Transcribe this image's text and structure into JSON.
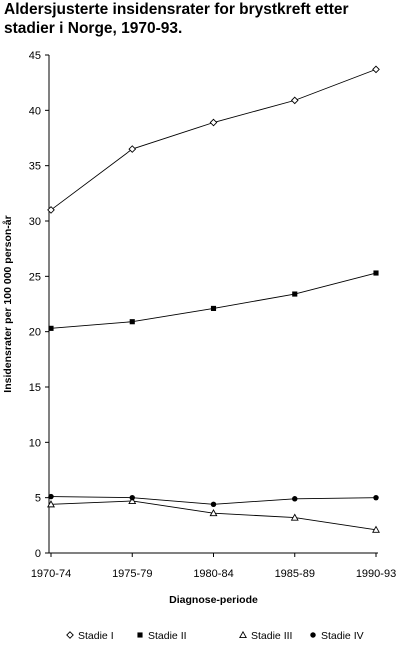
{
  "chart_data": {
    "type": "line",
    "title": "Aldersjusterte insidensrater for brystkreft etter stadier i Norge, 1970-93.",
    "xlabel": "Diagnose-periode",
    "ylabel": "Insidensrater per 100 000 person-år",
    "categories": [
      "1970-74",
      "1975-79",
      "1980-84",
      "1985-89",
      "1990-93"
    ],
    "ylim": [
      0,
      45
    ],
    "yticks": [
      0,
      5,
      10,
      15,
      20,
      25,
      30,
      35,
      40,
      45
    ],
    "grid": false,
    "legend_position": "bottom",
    "series": [
      {
        "name": "Stadie I",
        "marker": "diamond-open",
        "values": [
          31.0,
          36.5,
          38.9,
          40.9,
          43.7
        ]
      },
      {
        "name": "Stadie II",
        "marker": "square-filled",
        "values": [
          20.3,
          20.9,
          22.1,
          23.4,
          25.3
        ]
      },
      {
        "name": "Stadie III",
        "marker": "triangle-open",
        "values": [
          4.4,
          4.7,
          3.6,
          3.2,
          2.1
        ]
      },
      {
        "name": "Stadie IV",
        "marker": "circle-filled",
        "values": [
          5.1,
          5.0,
          4.4,
          4.9,
          5.0
        ]
      }
    ]
  }
}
- - -
◆ **Challenge**
Gather each line in the entries above where the string "marker" is found.

◆ **Answer to this problem**
        "marker": "diamond-open",
        "marker": "square-filled",
        "marker": "triangle-open",
        "marker": "circle-filled",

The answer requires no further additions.